▶ _PROBLEM TO WORK ON_
Transcribe all of the material exactly, except for its pictures.

● ● ● ●

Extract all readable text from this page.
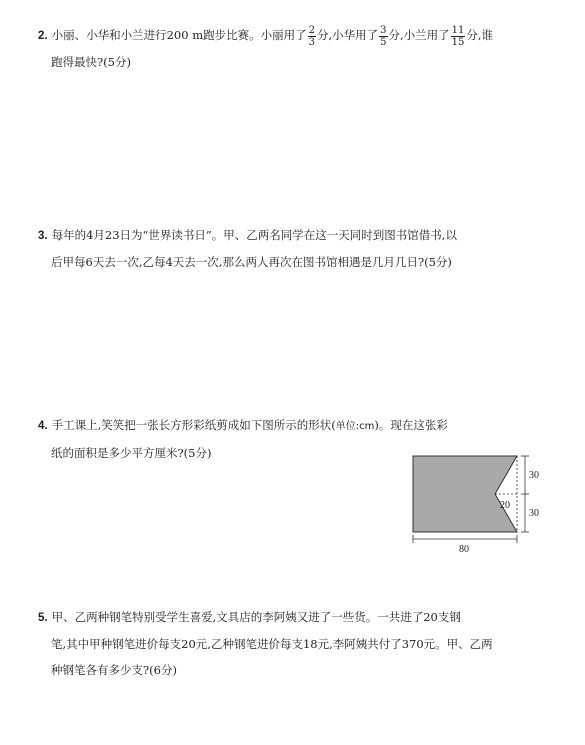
2. 小丽、小华和小兰进行200 m跑步比赛。小丽用了 $\frac{2}{3}$ 分,小华用了 $\frac{3}{5}$ 分,小兰用了 $\frac{11}{15}$ 分,谁
跑得最快?(5分)
3. 每年的4月23日为“世界读书日”。甲、乙两名同学在这一天同时到图书馆借书,以
后甲每6天去一次,乙每4天去一次,那么两人再次在图书馆相遇是几月几日?(5分)
4. 手工课上,笑笑把一张长方形彩纸剪成如下图所示的形状(单位:cm)。现在这张彩
纸的面积是多少平方厘米?(5分)
30
30
20
80
5. 甲、乙两种钢笔特别受学生喜爱,文具店的李阿姨又进了一些货。一共进了20支钢
笔,其中甲种钢笔进价每支20元,乙种钢笔进价每支18元,李阿姨共付了370元。甲、乙两
种钢笔各有多少支?(6分)
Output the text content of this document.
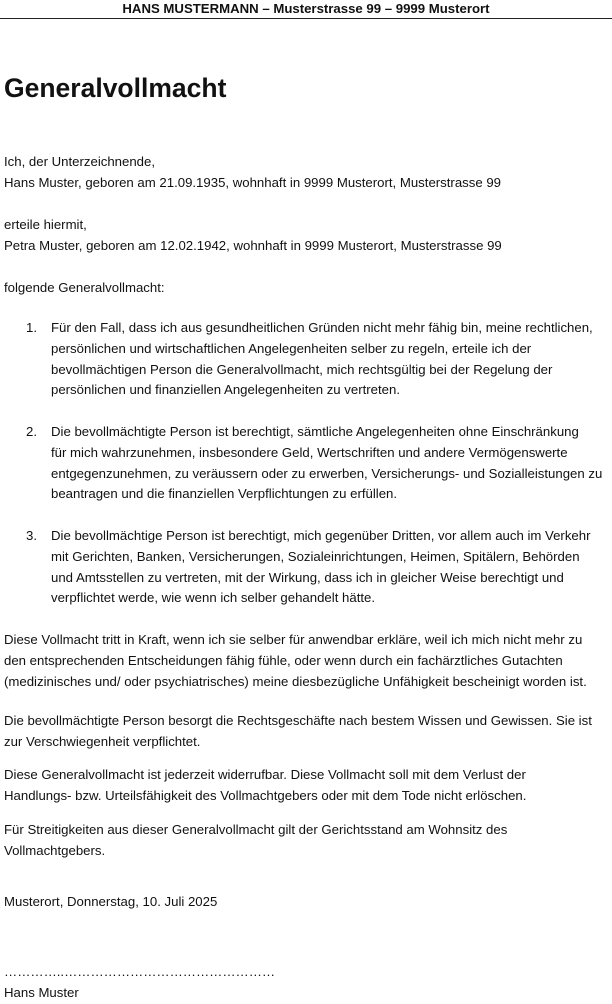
HANS MUSTERMANN – Musterstrasse 99 – 9999 Musterort
Generalvollmacht
Ich, der Unterzeichnende,
Hans Muster, geboren am 21.09.1935, wohnhaft in 9999 Musterort, Musterstrasse 99
erteile hiermit,
Petra Muster, geboren am 12.02.1942, wohnhaft in 9999 Musterort, Musterstrasse 99
folgende Generalvollmacht:
1. Für den Fall, dass ich aus gesundheitlichen Gründen nicht mehr fähig bin, meine rechtlichen,
persönlichen und wirtschaftlichen Angelegenheiten selber zu regeln, erteile ich der
bevollmächtigen Person die Generalvollmacht, mich rechtsgültig bei der Regelung der
persönlichen und finanziellen Angelegenheiten zu vertreten.
2. Die bevollmächtigte Person ist berechtigt, sämtliche Angelegenheiten ohne Einschränkung
für mich wahrzunehmen, insbesondere Geld, Wertschriften und andere Vermögenswerte
entgegenzunehmen, zu veräussern oder zu erwerben, Versicherungs- und Sozialleistungen zu
beantragen und die finanziellen Verpflichtungen zu erfüllen.
3. Die bevollmächtige Person ist berechtigt, mich gegenüber Dritten, vor allem auch im Verkehr
mit Gerichten, Banken, Versicherungen, Sozialeinrichtungen, Heimen, Spitälern, Behörden
und Amtsstellen zu vertreten, mit der Wirkung, dass ich in gleicher Weise berechtigt und
verpflichtet werde, wie wenn ich selber gehandelt hätte.
Diese Vollmacht tritt in Kraft, wenn ich sie selber für anwendbar erkläre, weil ich mich nicht mehr zu
den entsprechenden Entscheidungen fähig fühle, oder wenn durch ein fachärztliches Gutachten
(medizinisches und/ oder psychiatrisches) meine diesbezügliche Unfähigkeit bescheinigt worden ist.
Die bevollmächtigte Person besorgt die Rechtsgeschäfte nach bestem Wissen und Gewissen. Sie ist
zur Verschwiegenheit verpflichtet.
Diese Generalvollmacht ist jederzeit widerrufbar. Diese Vollmacht soll mit dem Verlust der
Handlungs- bzw. Urteilsfähigkeit des Vollmachtgebers oder mit dem Tode nicht erlöschen.
Für Streitigkeiten aus dieser Generalvollmacht gilt der Gerichtsstand am Wohnsitz des
Vollmachtgebers.
Musterort, Donnerstag, 10. Juli 2025
…………..…………………………………………
Hans Muster
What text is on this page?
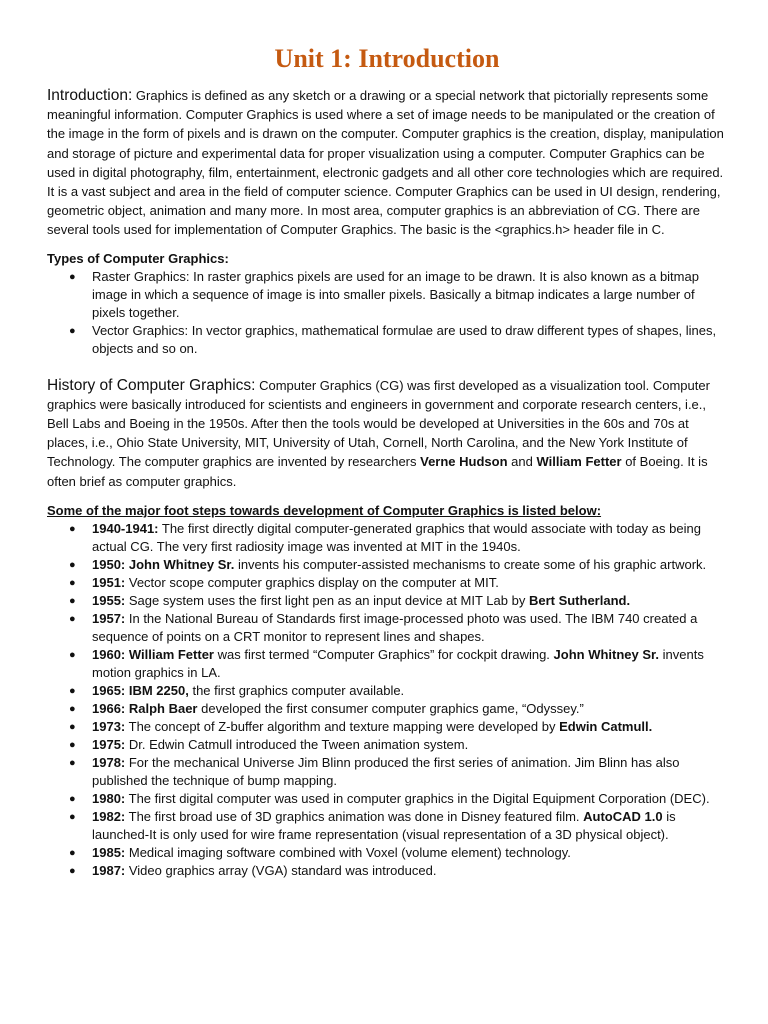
Unit 1: Introduction

Introduction: Graphics is defined as any sketch or a drawing or a special network that pictorially represents some meaningful information. Computer Graphics is used where a set of image needs to be manipulated or the creation of the image in the form of pixels and is drawn on the computer. Computer graphics is the creation, display, manipulation and storage of picture and experimental data for proper visualization using a computer. Computer Graphics can be used in digital photography, film, entertainment, electronic gadgets and all other core technologies which are required. It is a vast subject and area in the field of computer science. Computer Graphics can be used in UI design, rendering, geometric object, animation and many more. In most area, computer graphics is an abbreviation of CG. There are several tools used for implementation of Computer Graphics. The basic is the <graphics.h> header file in C.

Types of Computer Graphics:

● Raster Graphics: In raster graphics pixels are used for an image to be drawn. It is also known as a bitmap image in which a sequence of image is into smaller pixels. Basically a bitmap indicates a large number of pixels together.
● Vector Graphics: In vector graphics, mathematical formulae are used to draw different types of shapes, lines, objects and so on.

History of Computer Graphics: Computer Graphics (CG) was first developed as a visualization tool. Computer graphics were basically introduced for scientists and engineers in government and corporate research centers, i.e., Bell Labs and Boeing in the 1950s. After then the tools would be developed at Universities in the 60s and 70s at places, i.e., Ohio State University, MIT, University of Utah, Cornell, North Carolina, and the New York Institute of Technology. The computer graphics are invented by researchers Verne Hudson and William Fetter of Boeing. It is often brief as computer graphics.

Some of the major foot steps towards development of Computer Graphics is listed below:

● 1940-1941: The first directly digital computer-generated graphics that would associate with today as being actual CG. The very first radiosity image was invented at MIT in the 1940s.
● 1950: John Whitney Sr. invents his computer-assisted mechanisms to create some of his graphic artwork.
● 1951: Vector scope computer graphics display on the computer at MIT.
● 1955: Sage system uses the first light pen as an input device at MIT Lab by Bert Sutherland.
● 1957: In the National Bureau of Standards first image-processed photo was used. The IBM 740 created a sequence of points on a CRT monitor to represent lines and shapes.
● 1960: William Fetter was first termed “Computer Graphics” for cockpit drawing. John Whitney Sr. invents motion graphics in LA.
● 1965: IBM 2250, the first graphics computer available.
● 1966: Ralph Baer developed the first consumer computer graphics game, “Odyssey.”
● 1973: The concept of Z-buffer algorithm and texture mapping were developed by Edwin Catmull.
● 1975: Dr. Edwin Catmull introduced the Tween animation system.
● 1978: For the mechanical Universe Jim Blinn produced the first series of animation. Jim Blinn has also published the technique of bump mapping.
● 1980: The first digital computer was used in computer graphics in the Digital Equipment Corporation (DEC).
● 1982: The first broad use of 3D graphics animation was done in Disney featured film. AutoCAD 1.0 is launched-It is only used for wire frame representation (visual representation of a 3D physical object).
● 1985: Medical imaging software combined with Voxel (volume element) technology.
● 1987: Video graphics array (VGA) standard was introduced.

● ● ● ●

▶ _WRITTEN SOLUTION_
Extract all readable text from this page.
2. 小丽、小华和小兰进行200 m跑步比赛。小丽用了 $\frac{2}{3}$ 分,小华用了 $\frac{3}{5}$ 分,小兰用了 $\frac{11}{15}$ 分,谁
跑得最快?(5分)
3. 每年的4月23日为“世界读书日”。甲、乙两名同学在这一天同时到图书馆借书,以
后甲每6天去一次,乙每4天去一次,那么两人再次在图书馆相遇是几月几日?(5分)
4. 手工课上,笑笑把一张长方形彩纸剪成如下图所示的形状(单位:cm)。现在这张彩
纸的面积是多少平方厘米?(5分)
30
30
20
80
5. 甲、乙两种钢笔特别受学生喜爱,文具店的李阿姨又进了一些货。一共进了20支钢
笔,其中甲种钢笔进价每支20元,乙种钢笔进价每支18元,李阿姨共付了370元。甲、乙两
种钢笔各有多少支?(6分)
Output the text content of this document.
HANS MUSTERMANN – Musterstrasse 99 – 9999 Musterort
Generalvollmacht
Ich, der Unterzeichnende,
Hans Muster, geboren am 21.09.1935, wohnhaft in 9999 Musterort, Musterstrasse 99
erteile hiermit,
Petra Muster, geboren am 12.02.1942, wohnhaft in 9999 Musterort, Musterstrasse 99
folgende Generalvollmacht:
1. Für den Fall, dass ich aus gesundheitlichen Gründen nicht mehr fähig bin, meine rechtlichen,
persönlichen und wirtschaftlichen Angelegenheiten selber zu regeln, erteile ich der
bevollmächtigen Person die Generalvollmacht, mich rechtsgültig bei der Regelung der
persönlichen und finanziellen Angelegenheiten zu vertreten.
2. Die bevollmächtigte Person ist berechtigt, sämtliche Angelegenheiten ohne Einschränkung
für mich wahrzunehmen, insbesondere Geld, Wertschriften und andere Vermögenswerte
entgegenzunehmen, zu veräussern oder zu erwerben, Versicherungs- und Sozialleistungen zu
beantragen und die finanziellen Verpflichtungen zu erfüllen.
3. Die bevollmächtige Person ist berechtigt, mich gegenüber Dritten, vor allem auch im Verkehr
mit Gerichten, Banken, Versicherungen, Sozialeinrichtungen, Heimen, Spitälern, Behörden
und Amtsstellen zu vertreten, mit der Wirkung, dass ich in gleicher Weise berechtigt und
verpflichtet werde, wie wenn ich selber gehandelt hätte.
Diese Vollmacht tritt in Kraft, wenn ich sie selber für anwendbar erkläre, weil ich mich nicht mehr zu
den entsprechenden Entscheidungen fähig fühle, oder wenn durch ein fachärztliches Gutachten
(medizinisches und/ oder psychiatrisches) meine diesbezügliche Unfähigkeit bescheinigt worden ist.
Die bevollmächtigte Person besorgt die Rechtsgeschäfte nach bestem Wissen und Gewissen. Sie ist
zur Verschwiegenheit verpflichtet.
Diese Generalvollmacht ist jederzeit widerrufbar. Diese Vollmacht soll mit dem Verlust der
Handlungs- bzw. Urteilsfähigkeit des Vollmachtgebers oder mit dem Tode nicht erlöschen.
Für Streitigkeiten aus dieser Generalvollmacht gilt der Gerichtsstand am Wohnsitz des
Vollmachtgebers.
Musterort, Donnerstag, 10. Juli 2025
…………..…………………………………………
Hans Muster
What text is on this page?
Unit 1: Introduction

Introduction: Graphics is defined as any sketch or a drawing or a special network that pictorially represents some meaningful information. Computer Graphics is used where a set of image needs to be manipulated or the creation of the image in the form of pixels and is drawn on the computer. Computer graphics is the creation, display, manipulation and storage of picture and experimental data for proper visualization using a computer. Computer Graphics can be used in digital photography, film, entertainment, electronic gadgets and all other core technologies which are required. It is a vast subject and area in the field of computer science. Computer Graphics can be used in UI design, rendering, geometric object, animation and many more. In most area, computer graphics is an abbreviation of CG. There are several tools used for implementation of Computer Graphics. The basic is the <graphics.h> header file in C.

Types of Computer Graphics:

● Raster Graphics: In raster graphics pixels are used for an image to be drawn. It is also known as a bitmap image in which a sequence of image is into smaller pixels. Basically a bitmap indicates a large number of pixels together.
● Vector Graphics: In vector graphics, mathematical formulae are used to draw different types of shapes, lines, objects and so on.

History of Computer Graphics: Computer Graphics (CG) was first developed as a visualization tool. Computer graphics were basically introduced for scientists and engineers in government and corporate research centers, i.e., Bell Labs and Boeing in the 1950s. After then the tools would be developed at Universities in the 60s and 70s at places, i.e., Ohio State University, MIT, University of Utah, Cornell, North Carolina, and the New York Institute of Technology. The computer graphics are invented by researchers Verne Hudson and William Fetter of Boeing. It is often brief as computer graphics.

Some of the major foot steps towards development of Computer Graphics is listed below:

● 1940-1941: The first directly digital computer-generated graphics that would associate with today as being actual CG. The very first radiosity image was invented at MIT in the 1940s.
● 1950: John Whitney Sr. invents his computer-assisted mechanisms to create some of his graphic artwork.
● 1951: Vector scope computer graphics display on the computer at MIT.
● 1955: Sage system uses the first light pen as an input device at MIT Lab by Bert Sutherland.
● 1957: In the National Bureau of Standards first image-processed photo was used. The IBM 740 created a sequence of points on a CRT monitor to represent lines and shapes.
● 1960: William Fetter was first termed “Computer Graphics” for cockpit drawing. John Whitney Sr. invents motion graphics in LA.
● 1965: IBM 2250, the first graphics computer available.
● 1966: Ralph Baer developed the first consumer computer graphics game, “Odyssey.”
● 1973: The concept of Z-buffer algorithm and texture mapping were developed by Edwin Catmull.
● 1975: Dr. Edwin Catmull introduced the Tween animation system.
● 1978: For the mechanical Universe Jim Blinn produced the first series of animation. Jim Blinn has also published the technique of bump mapping.
● 1980: The first digital computer was used in computer graphics in the Digital Equipment Corporation (DEC).
● 1982: The first broad use of 3D graphics animation was done in Disney featured film. AutoCAD 1.0 is launched-It is only used for wire frame representation (visual representation of a 3D physical object).
● 1985: Medical imaging software combined with Voxel (volume element) technology.
● 1987: Video graphics array (VGA) standard was introduced.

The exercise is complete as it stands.